_Records from a dataset_
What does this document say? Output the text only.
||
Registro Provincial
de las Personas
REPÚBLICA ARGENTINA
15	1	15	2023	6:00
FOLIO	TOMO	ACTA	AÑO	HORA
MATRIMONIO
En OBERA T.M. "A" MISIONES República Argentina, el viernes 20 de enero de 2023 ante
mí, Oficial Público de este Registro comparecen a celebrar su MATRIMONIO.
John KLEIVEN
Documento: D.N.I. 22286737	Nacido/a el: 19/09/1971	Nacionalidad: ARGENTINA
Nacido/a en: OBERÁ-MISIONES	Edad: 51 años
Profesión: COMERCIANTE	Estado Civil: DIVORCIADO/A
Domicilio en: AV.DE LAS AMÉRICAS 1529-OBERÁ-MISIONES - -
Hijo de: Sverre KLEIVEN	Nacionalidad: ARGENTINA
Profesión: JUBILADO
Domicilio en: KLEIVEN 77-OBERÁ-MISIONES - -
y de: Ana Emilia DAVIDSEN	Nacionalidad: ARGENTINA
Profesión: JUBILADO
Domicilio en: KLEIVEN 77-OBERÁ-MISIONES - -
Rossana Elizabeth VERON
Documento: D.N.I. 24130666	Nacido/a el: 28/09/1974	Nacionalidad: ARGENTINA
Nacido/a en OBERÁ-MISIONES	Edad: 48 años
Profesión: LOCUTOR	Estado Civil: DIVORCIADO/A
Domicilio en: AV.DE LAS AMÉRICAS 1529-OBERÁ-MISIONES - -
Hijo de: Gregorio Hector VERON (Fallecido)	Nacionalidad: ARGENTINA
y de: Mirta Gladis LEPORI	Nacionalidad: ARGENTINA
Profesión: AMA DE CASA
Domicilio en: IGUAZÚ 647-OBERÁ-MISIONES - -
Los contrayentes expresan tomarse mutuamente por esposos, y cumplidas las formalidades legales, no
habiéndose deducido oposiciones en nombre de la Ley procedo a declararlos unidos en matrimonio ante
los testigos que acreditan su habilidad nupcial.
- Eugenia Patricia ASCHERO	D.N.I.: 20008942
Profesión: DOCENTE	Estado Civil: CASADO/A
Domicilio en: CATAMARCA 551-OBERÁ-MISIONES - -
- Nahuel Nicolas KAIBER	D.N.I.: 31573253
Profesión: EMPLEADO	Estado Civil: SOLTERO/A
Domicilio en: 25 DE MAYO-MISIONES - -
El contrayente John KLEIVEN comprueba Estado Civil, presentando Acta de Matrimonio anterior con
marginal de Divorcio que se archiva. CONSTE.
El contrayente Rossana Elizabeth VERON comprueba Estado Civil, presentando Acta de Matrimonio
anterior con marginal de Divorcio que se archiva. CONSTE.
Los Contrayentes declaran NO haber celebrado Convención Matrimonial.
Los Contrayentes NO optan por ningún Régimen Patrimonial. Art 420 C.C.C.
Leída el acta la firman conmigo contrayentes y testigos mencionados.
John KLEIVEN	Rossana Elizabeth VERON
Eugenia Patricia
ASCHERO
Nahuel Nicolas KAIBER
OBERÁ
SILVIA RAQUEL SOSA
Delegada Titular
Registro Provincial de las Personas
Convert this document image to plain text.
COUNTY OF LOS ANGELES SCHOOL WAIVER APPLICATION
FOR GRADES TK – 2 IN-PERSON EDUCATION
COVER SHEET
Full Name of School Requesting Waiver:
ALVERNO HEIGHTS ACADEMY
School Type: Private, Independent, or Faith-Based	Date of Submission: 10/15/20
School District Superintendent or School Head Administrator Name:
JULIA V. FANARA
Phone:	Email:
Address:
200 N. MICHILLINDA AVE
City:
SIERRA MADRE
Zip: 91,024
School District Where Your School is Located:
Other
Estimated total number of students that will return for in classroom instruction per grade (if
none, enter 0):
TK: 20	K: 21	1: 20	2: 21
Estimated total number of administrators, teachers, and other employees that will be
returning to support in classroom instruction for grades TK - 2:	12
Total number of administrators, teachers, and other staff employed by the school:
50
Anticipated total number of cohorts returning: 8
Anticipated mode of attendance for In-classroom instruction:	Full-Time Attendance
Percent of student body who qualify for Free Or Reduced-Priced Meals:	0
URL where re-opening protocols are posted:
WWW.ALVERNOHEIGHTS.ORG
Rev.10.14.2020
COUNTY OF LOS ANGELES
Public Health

_SHORT TASK_
Above are some records. Report the number of their lines that include "Nacionalidad", and add nothing else.

_FULL RESPONSE_
6